(Data excerpts)

________________

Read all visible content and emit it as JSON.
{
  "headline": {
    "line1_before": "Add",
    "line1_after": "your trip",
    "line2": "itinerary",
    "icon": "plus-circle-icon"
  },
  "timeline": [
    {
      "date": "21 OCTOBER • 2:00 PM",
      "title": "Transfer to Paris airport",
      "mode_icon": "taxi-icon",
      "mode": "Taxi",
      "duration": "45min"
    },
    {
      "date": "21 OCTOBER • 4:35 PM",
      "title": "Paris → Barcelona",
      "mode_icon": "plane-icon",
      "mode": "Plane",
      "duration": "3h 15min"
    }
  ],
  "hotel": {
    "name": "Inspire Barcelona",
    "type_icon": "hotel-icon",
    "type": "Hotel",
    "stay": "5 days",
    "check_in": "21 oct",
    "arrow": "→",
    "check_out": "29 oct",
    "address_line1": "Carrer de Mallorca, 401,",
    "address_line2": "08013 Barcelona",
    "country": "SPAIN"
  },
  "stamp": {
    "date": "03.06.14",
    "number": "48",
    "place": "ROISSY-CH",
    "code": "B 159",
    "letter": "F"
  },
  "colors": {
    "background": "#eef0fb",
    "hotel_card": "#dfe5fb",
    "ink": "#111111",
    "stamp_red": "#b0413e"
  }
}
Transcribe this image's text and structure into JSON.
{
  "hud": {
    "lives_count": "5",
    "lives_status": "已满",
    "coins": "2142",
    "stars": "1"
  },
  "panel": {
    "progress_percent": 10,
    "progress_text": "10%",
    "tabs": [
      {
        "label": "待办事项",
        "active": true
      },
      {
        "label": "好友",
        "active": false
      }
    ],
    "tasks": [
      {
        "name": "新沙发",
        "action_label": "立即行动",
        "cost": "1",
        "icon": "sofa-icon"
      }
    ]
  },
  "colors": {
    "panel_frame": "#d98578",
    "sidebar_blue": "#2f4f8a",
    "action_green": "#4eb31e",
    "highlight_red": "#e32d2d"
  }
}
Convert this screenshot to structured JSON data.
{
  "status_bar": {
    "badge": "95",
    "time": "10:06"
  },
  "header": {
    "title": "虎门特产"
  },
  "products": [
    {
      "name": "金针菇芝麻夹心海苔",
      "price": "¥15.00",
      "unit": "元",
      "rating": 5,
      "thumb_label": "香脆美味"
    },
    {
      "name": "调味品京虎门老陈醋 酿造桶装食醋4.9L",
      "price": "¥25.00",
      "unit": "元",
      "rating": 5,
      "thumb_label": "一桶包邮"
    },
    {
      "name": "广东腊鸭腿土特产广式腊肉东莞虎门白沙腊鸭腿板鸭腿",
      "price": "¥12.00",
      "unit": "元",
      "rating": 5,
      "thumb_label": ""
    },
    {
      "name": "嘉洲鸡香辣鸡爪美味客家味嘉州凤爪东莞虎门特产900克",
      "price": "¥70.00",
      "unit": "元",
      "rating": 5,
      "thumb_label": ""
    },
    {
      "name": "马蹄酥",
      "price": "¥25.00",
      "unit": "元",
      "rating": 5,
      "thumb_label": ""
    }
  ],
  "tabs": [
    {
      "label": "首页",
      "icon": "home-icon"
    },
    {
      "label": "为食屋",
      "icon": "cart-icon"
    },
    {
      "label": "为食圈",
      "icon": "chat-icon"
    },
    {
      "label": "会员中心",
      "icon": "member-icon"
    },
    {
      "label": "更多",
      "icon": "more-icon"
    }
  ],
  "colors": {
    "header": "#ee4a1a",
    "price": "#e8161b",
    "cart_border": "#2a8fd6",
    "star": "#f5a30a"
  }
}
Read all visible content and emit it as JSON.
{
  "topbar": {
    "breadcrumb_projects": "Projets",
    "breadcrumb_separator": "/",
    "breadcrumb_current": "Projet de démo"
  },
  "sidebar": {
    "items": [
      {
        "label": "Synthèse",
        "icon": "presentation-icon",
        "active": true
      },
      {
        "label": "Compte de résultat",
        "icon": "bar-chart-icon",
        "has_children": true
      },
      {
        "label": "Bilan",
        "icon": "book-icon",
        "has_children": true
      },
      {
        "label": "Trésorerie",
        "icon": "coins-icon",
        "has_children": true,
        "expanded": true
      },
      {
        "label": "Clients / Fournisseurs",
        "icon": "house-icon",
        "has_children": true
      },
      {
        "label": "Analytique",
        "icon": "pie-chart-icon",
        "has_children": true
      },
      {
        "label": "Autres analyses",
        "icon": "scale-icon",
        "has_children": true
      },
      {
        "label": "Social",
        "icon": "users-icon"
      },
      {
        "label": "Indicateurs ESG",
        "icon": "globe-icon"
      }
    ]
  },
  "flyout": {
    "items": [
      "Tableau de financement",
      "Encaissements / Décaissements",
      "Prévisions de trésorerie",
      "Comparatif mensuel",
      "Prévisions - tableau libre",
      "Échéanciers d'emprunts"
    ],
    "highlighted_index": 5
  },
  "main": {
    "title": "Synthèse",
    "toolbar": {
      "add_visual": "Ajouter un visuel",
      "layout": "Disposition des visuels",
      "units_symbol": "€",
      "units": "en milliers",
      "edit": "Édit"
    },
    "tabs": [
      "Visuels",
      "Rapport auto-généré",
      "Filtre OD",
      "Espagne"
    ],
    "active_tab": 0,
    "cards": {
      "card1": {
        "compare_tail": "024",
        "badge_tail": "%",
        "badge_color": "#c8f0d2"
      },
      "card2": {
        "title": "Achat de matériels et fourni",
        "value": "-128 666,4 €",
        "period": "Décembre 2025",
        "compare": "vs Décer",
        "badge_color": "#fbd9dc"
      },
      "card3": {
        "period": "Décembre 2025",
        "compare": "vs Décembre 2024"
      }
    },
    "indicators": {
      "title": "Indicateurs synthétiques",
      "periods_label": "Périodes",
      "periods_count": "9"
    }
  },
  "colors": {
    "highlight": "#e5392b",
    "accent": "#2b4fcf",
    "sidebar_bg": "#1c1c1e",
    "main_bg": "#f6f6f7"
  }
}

________________

- [Brief]:
Your task is to extract all of the records exactly.

- [Final answer]:
Read all visible content and emit it as JSON.
{
  "headline": {
    "line1_before": "Add",
    "line1_after": "your trip",
    "line2": "itinerary",
    "icon": "plus-circle-icon"
  },
  "timeline": [
    {
      "date": "21 OCTOBER • 2:00 PM",
      "title": "Transfer to Paris airport",
      "mode_icon": "taxi-icon",
      "mode": "Taxi",
      "duration": "45min"
    },
    {
      "date": "21 OCTOBER • 4:35 PM",
      "title": "Paris → Barcelona",
      "mode_icon": "plane-icon",
      "mode": "Plane",
      "duration": "3h 15min"
    }
  ],
  "hotel": {
    "name": "Inspire Barcelona",
    "type_icon": "hotel-icon",
    "type": "Hotel",
    "stay": "5 days",
    "check_in": "21 oct",
    "arrow": "→",
    "check_out": "29 oct",
    "address_line1": "Carrer de Mallorca, 401,",
    "address_line2": "08013 Barcelona",
    "country": "SPAIN"
  },
  "stamp": {
    "date": "03.06.14",
    "number": "48",
    "place": "ROISSY-CH",
    "code": "B 159",
    "letter": "F"
  },
  "colors": {
    "background": "#eef0fb",
    "hotel_card": "#dfe5fb",
    "ink": "#111111",
    "stamp_red": "#b0413e"
  }
}
Transcribe this image's text and structure into JSON.
{
  "hud": {
    "lives_count": "5",
    "lives_status": "已满",
    "coins": "2142",
    "stars": "1"
  },
  "panel": {
    "progress_percent": 10,
    "progress_text": "10%",
    "tabs": [
      {
        "label": "待办事项",
        "active": true
      },
      {
        "label": "好友",
        "active": false
      }
    ],
    "tasks": [
      {
        "name": "新沙发",
        "action_label": "立即行动",
        "cost": "1",
        "icon": "sofa-icon"
      }
    ]
  },
  "colors": {
    "panel_frame": "#d98578",
    "sidebar_blue": "#2f4f8a",
    "action_green": "#4eb31e",
    "highlight_red": "#e32d2d"
  }
}
Convert this screenshot to structured JSON data.
{
  "status_bar": {
    "badge": "95",
    "time": "10:06"
  },
  "header": {
    "title": "虎门特产"
  },
  "products": [
    {
      "name": "金针菇芝麻夹心海苔",
      "price": "¥15.00",
      "unit": "元",
      "rating": 5,
      "thumb_label": "香脆美味"
    },
    {
      "name": "调味品京虎门老陈醋 酿造桶装食醋4.9L",
      "price": "¥25.00",
      "unit": "元",
      "rating": 5,
      "thumb_label": "一桶包邮"
    },
    {
      "name": "广东腊鸭腿土特产广式腊肉东莞虎门白沙腊鸭腿板鸭腿",
      "price": "¥12.00",
      "unit": "元",
      "rating": 5,
      "thumb_label": ""
    },
    {
      "name": "嘉洲鸡香辣鸡爪美味客家味嘉州凤爪东莞虎门特产900克",
      "price": "¥70.00",
      "unit": "元",
      "rating": 5,
      "thumb_label": ""
    },
    {
      "name": "马蹄酥",
      "price": "¥25.00",
      "unit": "元",
      "rating": 5,
      "thumb_label": ""
    }
  ],
  "tabs": [
    {
      "label": "首页",
      "icon": "home-icon"
    },
    {
      "label": "为食屋",
      "icon": "cart-icon"
    },
    {
      "label": "为食圈",
      "icon": "chat-icon"
    },
    {
      "label": "会员中心",
      "icon": "member-icon"
    },
    {
      "label": "更多",
      "icon": "more-icon"
    }
  ],
  "colors": {
    "header": "#ee4a1a",
    "price": "#e8161b",
    "cart_border": "#2a8fd6",
    "star": "#f5a30a"
  }
}
Read all visible content and emit it as JSON.
{
  "topbar": {
    "breadcrumb_projects": "Projets",
    "breadcrumb_separator": "/",
    "breadcrumb_current": "Projet de démo"
  },
  "sidebar": {
    "items": [
      {
        "label": "Synthèse",
        "icon": "presentation-icon",
        "active": true
      },
      {
        "label": "Compte de résultat",
        "icon": "bar-chart-icon",
        "has_children": true
      },
      {
        "label": "Bilan",
        "icon": "book-icon",
        "has_children": true
      },
      {
        "label": "Trésorerie",
        "icon": "coins-icon",
        "has_children": true,
        "expanded": true
      },
      {
        "label": "Clients / Fournisseurs",
        "icon": "house-icon",
        "has_children": true
      },
      {
        "label": "Analytique",
        "icon": "pie-chart-icon",
        "has_children": true
      },
      {
        "label": "Autres analyses",
        "icon": "scale-icon",
        "has_children": true
      },
      {
        "label": "Social",
        "icon": "users-icon"
      },
      {
        "label": "Indicateurs ESG",
        "icon": "globe-icon"
      }
    ]
  },
  "flyout": {
    "items": [
      "Tableau de financement",
      "Encaissements / Décaissements",
      "Prévisions de trésorerie",
      "Comparatif mensuel",
      "Prévisions - tableau libre",
      "Échéanciers d'emprunts"
    ],
    "highlighted_index": 5
  },
  "main": {
    "title": "Synthèse",
    "toolbar": {
      "add_visual": "Ajouter un visuel",
      "layout": "Disposition des visuels",
      "units_symbol": "€",
      "units": "en milliers",
      "edit": "Édit"
    },
    "tabs": [
      "Visuels",
      "Rapport auto-généré",
      "Filtre OD",
      "Espagne"
    ],
    "active_tab": 0,
    "cards": {
      "card1": {
        "compare_tail": "024",
        "badge_tail": "%",
        "badge_color": "#c8f0d2"
      },
      "card2": {
        "title": "Achat de matériels et fourni",
        "value": "-128 666,4 €",
        "period": "Décembre 2025",
        "compare": "vs Décer",
        "badge_color": "#fbd9dc"
      },
      "card3": {
        "period": "Décembre 2025",
        "compare": "vs Décembre 2024"
      }
    },
    "indicators": {
      "title": "Indicateurs synthétiques",
      "periods_label": "Périodes",
      "periods_count": "9"
    }
  },
  "colors": {
    "highlight": "#e5392b",
    "accent": "#2b4fcf",
    "sidebar_bg": "#1c1c1e",
    "main_bg": "#f6f6f7"
  }
}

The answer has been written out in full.